TASK DETAILS:
Within the material below, find each line bearing the word "antitumor" and present it.

──────────

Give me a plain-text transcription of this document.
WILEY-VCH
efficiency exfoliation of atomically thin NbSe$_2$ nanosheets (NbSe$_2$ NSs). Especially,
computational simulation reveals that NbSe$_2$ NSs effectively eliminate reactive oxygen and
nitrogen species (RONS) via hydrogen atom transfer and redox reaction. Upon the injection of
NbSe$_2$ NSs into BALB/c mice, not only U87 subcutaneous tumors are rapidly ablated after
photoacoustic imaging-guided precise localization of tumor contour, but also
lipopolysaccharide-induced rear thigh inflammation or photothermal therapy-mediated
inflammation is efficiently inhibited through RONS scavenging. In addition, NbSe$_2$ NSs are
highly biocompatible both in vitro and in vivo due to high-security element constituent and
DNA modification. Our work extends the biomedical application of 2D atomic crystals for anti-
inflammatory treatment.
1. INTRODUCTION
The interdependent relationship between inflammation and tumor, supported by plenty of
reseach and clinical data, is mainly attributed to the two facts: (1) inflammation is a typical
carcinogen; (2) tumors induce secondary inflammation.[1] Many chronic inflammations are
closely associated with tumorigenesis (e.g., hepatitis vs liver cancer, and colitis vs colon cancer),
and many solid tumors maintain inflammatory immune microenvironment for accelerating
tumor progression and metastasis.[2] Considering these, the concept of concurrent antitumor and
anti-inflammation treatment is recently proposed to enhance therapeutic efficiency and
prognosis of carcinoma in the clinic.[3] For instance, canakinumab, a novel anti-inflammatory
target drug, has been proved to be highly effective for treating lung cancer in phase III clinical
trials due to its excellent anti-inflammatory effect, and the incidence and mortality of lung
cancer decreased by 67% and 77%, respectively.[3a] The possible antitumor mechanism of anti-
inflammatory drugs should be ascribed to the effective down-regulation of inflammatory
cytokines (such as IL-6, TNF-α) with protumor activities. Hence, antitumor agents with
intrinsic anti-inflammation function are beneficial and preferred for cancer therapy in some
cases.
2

──────────

RESULT OF THE EXERCISE:
tumor progression and metastasis.[2] Considering these, the concept of concurrent antitumor and
cancer decreased by 67% and 77%, respectively.[3a] The possible antitumor mechanism of anti-
cytokines (such as IL-6, TNF-α) with protumor activities. Hence, antitumor agents with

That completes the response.